*** SOURCE DOCUMENT

It would appear that an experimental approach might often prove to be the most reasonable, starting out with, say, the Michigan diet and experimenting with other diets if it is found to be unendurable after a serious try. This same experimental approach can be used as far as the spacing of meals is concerned. Some individuals feel happier, and should presumably diet more successfully accordingly, if some of the calories planned for meals are consumed instead in small snacks between meals. This practice breaks the long intervals between the regular meals and brings the dieter to the table at the standard mealtimes without a ravenous appetite. Other individuals keep thin by eating one or two meals a day. It may be useful to remember, too, our findings (which have been confirmed independently by several other investigators) that extra calories are generally consumed in the evening. If sleeplessness does not result, the first step in dieting could be the elimination of evening snacks.
A word should be said here as to who should reduce. An obvious answer could be: Everybody who is too fat should reduce. This is the position of most of the agencies engaged in mass health education campaigns. But there are reasons to think that weight reduction should be an individual prescription. Among psychiatrists who have made outstanding studies of obesity, Hilde Bruch of Columbia, Albert Stunkard of Cornell, and Erich Lindemann of Harvard have emphasized that in some cases overeating cannot be eliminated without precipitating much more serious mental or emotional disorders, including overt psychosis.
Dr. Bruch particularly warns against being too forceful with children who have been steadily obese from early childhood. Declaring that success in reducing these children is doubtful anyway, she points to a real danger of initiating neurosis. Dr. Stunkard suggests the following criteria as a good guide to who can be reduced safely: The patient has a history of fluctuating weight rather than a persisting state of obesity; he has, at times, lost weight on his own; he can stand the first week of reducing diet without developing either anxiety or excessive discomfort. Where responses to all such criteria are negative, Dr. Stunkard is doubtful of success and, in fact, anticipates possible trouble.
What about reducing pills and drugs? Most nutritionists agree that they represent a gigantic fraud on the American public. Not that appropriate drugs, acting selectively to correct malfunctioning regulatory mechanisms or deep metabolic errors, cannot eventually be found, but merely that they have not yet been found. Present-day preparations are either ineffective after a few days or they are effective because they are non-specific poisons and therefore eventually dangerous. Thyroid pills, when given to patients who actually suffer from hypothyroidism, are safe and effective. When given to the great majority of patients, they superimpose a danger state of hyperthyroidism on the much more benign obesity in order to eliminate excess fat. Badgering one’s physician into prescribing thyroid pills is emphatically not a good idea.
Victims should recognize that obesity is an undesirable condition which entails definite risk, and they should obtain professional help. Families should not, on the other hand, hound the sufferers by constant reminders and invidious comments; this is particularly important where the afflicted person is a young child or even an adolescent. Therapeutists should bear in mind that if they fail to help their patient it matters very little that they were right in some lordly way all the time and the patient was wrong, deceitful, and weak-willed. The failure is that of the therapeutists. And, for the long pull, we may hope that research in this fascinating and important area of hunger, appetite, and regulation of food intake will continue to be encouraged so that someday we may practice effectively instead of preaching unconvincingly.

******
*** SUPPLIED DATA

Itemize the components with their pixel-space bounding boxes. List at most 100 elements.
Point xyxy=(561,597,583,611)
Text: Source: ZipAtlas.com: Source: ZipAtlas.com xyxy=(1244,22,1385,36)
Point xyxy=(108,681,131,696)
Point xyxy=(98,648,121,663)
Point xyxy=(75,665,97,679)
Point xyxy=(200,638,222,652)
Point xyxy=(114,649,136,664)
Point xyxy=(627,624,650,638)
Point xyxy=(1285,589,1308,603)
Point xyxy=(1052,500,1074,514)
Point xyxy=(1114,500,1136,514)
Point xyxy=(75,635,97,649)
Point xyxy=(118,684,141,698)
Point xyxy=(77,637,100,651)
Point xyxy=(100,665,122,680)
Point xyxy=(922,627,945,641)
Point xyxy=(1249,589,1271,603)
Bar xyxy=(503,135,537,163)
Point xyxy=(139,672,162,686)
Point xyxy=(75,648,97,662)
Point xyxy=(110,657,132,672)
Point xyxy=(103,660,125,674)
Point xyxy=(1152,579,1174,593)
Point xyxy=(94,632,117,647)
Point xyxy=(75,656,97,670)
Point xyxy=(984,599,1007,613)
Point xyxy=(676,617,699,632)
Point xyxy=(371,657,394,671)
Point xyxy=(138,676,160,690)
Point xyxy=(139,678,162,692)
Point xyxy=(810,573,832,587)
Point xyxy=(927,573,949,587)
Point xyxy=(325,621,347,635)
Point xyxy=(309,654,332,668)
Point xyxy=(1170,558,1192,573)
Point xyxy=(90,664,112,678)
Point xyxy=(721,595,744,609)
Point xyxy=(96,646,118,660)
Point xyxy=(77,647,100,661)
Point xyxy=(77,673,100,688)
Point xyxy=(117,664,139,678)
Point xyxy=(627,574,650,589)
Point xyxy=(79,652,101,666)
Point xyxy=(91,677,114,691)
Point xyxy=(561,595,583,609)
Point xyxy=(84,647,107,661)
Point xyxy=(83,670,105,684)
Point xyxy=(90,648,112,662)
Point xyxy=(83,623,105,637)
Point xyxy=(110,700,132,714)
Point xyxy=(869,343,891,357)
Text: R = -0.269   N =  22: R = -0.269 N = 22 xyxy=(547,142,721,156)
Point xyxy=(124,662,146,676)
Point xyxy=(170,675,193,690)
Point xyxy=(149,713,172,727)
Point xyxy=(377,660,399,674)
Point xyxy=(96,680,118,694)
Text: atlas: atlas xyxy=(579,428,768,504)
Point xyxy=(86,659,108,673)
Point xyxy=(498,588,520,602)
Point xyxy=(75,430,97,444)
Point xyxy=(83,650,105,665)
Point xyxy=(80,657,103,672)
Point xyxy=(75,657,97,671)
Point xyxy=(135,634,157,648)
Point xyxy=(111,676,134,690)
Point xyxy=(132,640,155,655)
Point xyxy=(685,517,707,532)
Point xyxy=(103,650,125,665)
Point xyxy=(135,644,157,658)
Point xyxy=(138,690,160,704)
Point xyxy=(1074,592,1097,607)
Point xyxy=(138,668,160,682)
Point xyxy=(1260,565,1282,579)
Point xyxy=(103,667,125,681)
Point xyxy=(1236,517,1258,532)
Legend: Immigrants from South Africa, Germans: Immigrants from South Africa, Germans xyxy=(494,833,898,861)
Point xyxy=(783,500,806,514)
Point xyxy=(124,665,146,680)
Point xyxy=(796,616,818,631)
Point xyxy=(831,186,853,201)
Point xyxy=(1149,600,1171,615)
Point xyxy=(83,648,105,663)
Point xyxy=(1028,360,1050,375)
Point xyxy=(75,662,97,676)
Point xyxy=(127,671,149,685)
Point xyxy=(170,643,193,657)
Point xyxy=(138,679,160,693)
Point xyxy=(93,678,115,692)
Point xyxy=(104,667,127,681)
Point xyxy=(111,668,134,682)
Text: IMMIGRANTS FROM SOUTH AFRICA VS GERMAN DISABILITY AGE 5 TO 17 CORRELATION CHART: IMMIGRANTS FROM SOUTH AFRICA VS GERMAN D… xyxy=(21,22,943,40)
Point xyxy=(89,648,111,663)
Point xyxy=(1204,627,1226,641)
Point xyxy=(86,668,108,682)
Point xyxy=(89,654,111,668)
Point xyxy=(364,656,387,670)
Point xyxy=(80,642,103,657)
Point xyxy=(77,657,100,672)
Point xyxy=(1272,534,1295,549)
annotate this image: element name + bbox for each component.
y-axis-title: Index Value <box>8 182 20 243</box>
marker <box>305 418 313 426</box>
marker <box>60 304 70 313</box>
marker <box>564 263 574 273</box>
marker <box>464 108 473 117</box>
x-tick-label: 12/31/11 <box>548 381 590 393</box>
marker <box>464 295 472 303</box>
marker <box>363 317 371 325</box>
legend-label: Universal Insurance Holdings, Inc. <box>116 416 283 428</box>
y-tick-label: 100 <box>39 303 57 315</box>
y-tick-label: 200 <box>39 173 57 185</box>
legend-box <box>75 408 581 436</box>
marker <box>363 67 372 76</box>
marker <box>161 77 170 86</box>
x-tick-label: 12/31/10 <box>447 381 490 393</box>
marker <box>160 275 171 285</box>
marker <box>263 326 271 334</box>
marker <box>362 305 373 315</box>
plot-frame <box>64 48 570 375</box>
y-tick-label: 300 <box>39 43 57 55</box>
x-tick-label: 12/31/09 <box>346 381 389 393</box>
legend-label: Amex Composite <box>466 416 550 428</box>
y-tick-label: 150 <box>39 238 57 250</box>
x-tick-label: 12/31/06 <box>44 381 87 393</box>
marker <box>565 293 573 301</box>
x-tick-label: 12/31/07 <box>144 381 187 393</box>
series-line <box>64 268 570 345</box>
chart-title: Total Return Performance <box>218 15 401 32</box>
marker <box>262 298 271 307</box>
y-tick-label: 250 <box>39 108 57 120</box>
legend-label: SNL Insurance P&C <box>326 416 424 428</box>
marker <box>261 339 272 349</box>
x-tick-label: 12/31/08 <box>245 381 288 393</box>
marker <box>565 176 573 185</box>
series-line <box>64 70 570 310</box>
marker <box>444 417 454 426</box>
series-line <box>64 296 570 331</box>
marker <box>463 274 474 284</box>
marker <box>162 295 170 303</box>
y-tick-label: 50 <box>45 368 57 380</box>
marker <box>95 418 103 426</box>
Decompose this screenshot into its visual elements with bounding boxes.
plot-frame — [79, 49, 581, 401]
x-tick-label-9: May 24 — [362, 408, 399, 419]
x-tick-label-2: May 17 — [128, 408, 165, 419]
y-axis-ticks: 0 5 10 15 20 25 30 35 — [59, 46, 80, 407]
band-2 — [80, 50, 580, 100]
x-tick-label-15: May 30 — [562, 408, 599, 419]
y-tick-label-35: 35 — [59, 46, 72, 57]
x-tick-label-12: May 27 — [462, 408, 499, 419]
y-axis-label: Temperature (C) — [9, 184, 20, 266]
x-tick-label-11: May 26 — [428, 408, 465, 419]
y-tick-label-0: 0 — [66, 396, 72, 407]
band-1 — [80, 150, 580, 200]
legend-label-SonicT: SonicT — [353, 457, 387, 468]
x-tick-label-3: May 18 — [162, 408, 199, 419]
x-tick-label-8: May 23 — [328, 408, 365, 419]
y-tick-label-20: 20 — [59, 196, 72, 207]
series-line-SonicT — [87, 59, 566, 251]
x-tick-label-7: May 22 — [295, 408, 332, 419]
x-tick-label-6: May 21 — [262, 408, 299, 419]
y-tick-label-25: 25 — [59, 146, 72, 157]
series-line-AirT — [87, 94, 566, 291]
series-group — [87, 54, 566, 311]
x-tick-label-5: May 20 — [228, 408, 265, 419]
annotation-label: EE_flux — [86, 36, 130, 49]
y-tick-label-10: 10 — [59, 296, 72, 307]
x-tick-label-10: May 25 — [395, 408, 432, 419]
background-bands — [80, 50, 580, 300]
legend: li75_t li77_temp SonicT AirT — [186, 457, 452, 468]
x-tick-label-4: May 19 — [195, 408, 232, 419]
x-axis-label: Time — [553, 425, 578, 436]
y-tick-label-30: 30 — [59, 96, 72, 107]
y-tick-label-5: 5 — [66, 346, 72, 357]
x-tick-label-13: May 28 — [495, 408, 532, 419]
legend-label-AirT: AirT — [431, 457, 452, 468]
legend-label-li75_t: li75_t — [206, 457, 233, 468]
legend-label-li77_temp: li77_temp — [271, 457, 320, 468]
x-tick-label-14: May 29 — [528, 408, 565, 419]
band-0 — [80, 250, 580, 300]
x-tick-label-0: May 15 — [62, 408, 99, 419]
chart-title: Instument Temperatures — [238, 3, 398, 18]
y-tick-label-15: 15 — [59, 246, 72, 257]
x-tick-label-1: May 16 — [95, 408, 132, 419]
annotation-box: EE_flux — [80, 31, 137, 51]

******

Reproduce word for word the stretch of the passage on dieting and weight reduction from "Dr. Bruch particularly" through "anticipates possible trouble.".

Dr. Bruch particularly warns against being too forceful with children who have been steadily obese from early childhood. Declaring that success in reducing these children is doubtful anyway, she points to a real danger of initiating neurosis. Dr. Stunkard suggests the following criteria as a good guide to who can be reduced safely: The patient has a history of fluctuating weight rather than a persisting state of obesity; he has, at times, lost weight on his own; he can stand the first week of reducing diet without developing either anxiety or excessive discomfort. Where responses to all such criteria are negative, Dr. Stunkard is doubtful of success and, in fact, anticipates possible trouble.